> **Data listing**:

+ + + +

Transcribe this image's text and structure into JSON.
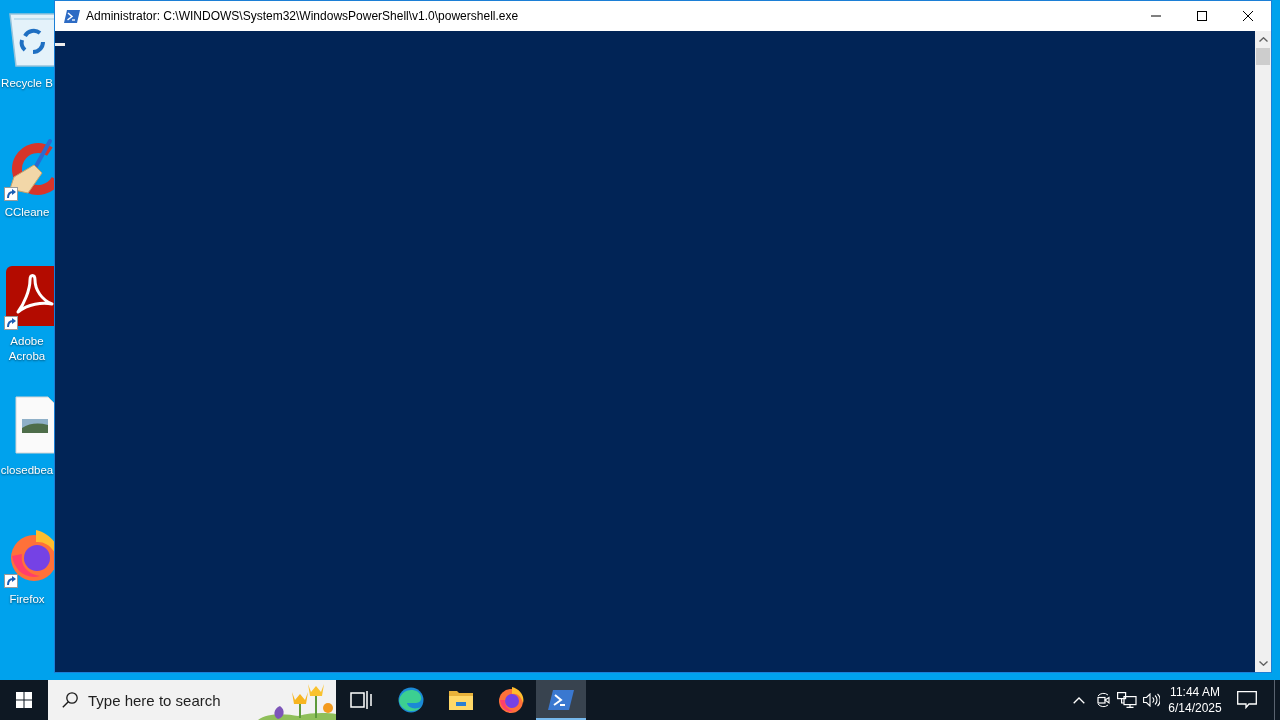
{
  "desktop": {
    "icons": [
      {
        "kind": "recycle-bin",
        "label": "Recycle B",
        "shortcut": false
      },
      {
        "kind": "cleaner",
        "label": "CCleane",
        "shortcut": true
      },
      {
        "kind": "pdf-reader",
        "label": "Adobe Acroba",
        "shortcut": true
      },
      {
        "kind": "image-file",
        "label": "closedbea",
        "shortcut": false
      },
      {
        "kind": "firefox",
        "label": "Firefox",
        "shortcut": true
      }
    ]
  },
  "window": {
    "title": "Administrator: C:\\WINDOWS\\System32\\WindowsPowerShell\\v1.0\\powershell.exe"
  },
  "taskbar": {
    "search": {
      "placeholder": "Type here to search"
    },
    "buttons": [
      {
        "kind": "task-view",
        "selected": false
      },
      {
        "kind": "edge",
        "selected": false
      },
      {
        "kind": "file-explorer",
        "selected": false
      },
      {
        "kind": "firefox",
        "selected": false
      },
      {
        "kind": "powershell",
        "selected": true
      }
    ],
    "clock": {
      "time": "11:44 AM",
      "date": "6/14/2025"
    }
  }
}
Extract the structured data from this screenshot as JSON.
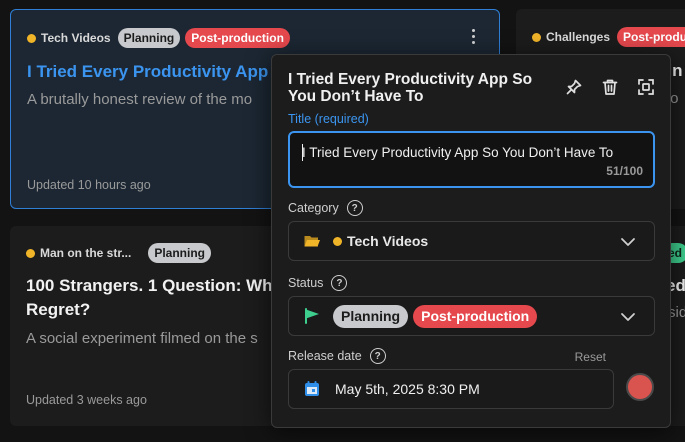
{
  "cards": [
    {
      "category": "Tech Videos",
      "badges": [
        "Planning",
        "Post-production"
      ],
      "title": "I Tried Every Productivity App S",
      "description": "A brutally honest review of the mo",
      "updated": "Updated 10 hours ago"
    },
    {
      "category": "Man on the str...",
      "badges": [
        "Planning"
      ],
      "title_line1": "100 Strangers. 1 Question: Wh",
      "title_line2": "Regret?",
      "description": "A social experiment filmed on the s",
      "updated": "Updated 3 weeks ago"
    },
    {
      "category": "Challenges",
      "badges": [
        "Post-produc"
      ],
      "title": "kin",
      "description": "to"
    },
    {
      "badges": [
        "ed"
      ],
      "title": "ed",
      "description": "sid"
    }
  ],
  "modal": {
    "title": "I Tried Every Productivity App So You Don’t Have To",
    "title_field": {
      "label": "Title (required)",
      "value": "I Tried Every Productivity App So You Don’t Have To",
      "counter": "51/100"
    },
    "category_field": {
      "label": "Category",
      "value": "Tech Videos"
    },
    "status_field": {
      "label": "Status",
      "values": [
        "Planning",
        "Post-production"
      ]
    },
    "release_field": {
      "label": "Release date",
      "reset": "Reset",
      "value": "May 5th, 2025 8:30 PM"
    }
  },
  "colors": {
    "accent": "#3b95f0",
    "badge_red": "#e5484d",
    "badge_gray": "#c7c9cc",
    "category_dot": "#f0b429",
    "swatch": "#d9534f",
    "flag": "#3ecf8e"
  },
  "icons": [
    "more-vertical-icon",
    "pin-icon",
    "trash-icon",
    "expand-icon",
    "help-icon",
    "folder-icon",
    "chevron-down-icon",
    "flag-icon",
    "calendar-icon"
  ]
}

+ + + +

> **What is expected**:
All the records need to be repeated exactly, with the images dropped.

> **The response**:
Transcribe this image's text and structure into JSON.
{
  "desktop": {
    "icons": [
      {
        "kind": "recycle-bin",
        "label": "Recycle B",
        "shortcut": false
      },
      {
        "kind": "cleaner",
        "label": "CCleane",
        "shortcut": true
      },
      {
        "kind": "pdf-reader",
        "label": "Adobe Acroba",
        "shortcut": true
      },
      {
        "kind": "image-file",
        "label": "closedbea",
        "shortcut": false
      },
      {
        "kind": "firefox",
        "label": "Firefox",
        "shortcut": true
      }
    ]
  },
  "window": {
    "title": "Administrator: C:\\WINDOWS\\System32\\WindowsPowerShell\\v1.0\\powershell.exe"
  },
  "taskbar": {
    "search": {
      "placeholder": "Type here to search"
    },
    "buttons": [
      {
        "kind": "task-view",
        "selected": false
      },
      {
        "kind": "edge",
        "selected": false
      },
      {
        "kind": "file-explorer",
        "selected": false
      },
      {
        "kind": "firefox",
        "selected": false
      },
      {
        "kind": "powershell",
        "selected": true
      }
    ],
    "clock": {
      "time": "11:44 AM",
      "date": "6/14/2025"
    }
  }
}
Extract the structured data from this screenshot as JSON.
{
  "cards": [
    {
      "category": "Tech Videos",
      "badges": [
        "Planning",
        "Post-production"
      ],
      "title": "I Tried Every Productivity App S",
      "description": "A brutally honest review of the mo",
      "updated": "Updated 10 hours ago"
    },
    {
      "category": "Man on the str...",
      "badges": [
        "Planning"
      ],
      "title_line1": "100 Strangers. 1 Question: Wh",
      "title_line2": "Regret?",
      "description": "A social experiment filmed on the s",
      "updated": "Updated 3 weeks ago"
    },
    {
      "category": "Challenges",
      "badges": [
        "Post-produc"
      ],
      "title": "kin",
      "description": "to"
    },
    {
      "badges": [
        "ed"
      ],
      "title": "ed",
      "description": "sid"
    }
  ],
  "modal": {
    "title": "I Tried Every Productivity App So You Don’t Have To",
    "title_field": {
      "label": "Title (required)",
      "value": "I Tried Every Productivity App So You Don’t Have To",
      "counter": "51/100"
    },
    "category_field": {
      "label": "Category",
      "value": "Tech Videos"
    },
    "status_field": {
      "label": "Status",
      "values": [
        "Planning",
        "Post-production"
      ]
    },
    "release_field": {
      "label": "Release date",
      "reset": "Reset",
      "value": "May 5th, 2025 8:30 PM"
    }
  },
  "colors": {
    "accent": "#3b95f0",
    "badge_red": "#e5484d",
    "badge_gray": "#c7c9cc",
    "category_dot": "#f0b429",
    "swatch": "#d9534f",
    "flag": "#3ecf8e"
  },
  "icons": [
    "more-vertical-icon",
    "pin-icon",
    "trash-icon",
    "expand-icon",
    "help-icon",
    "folder-icon",
    "chevron-down-icon",
    "flag-icon",
    "calendar-icon"
  ]
}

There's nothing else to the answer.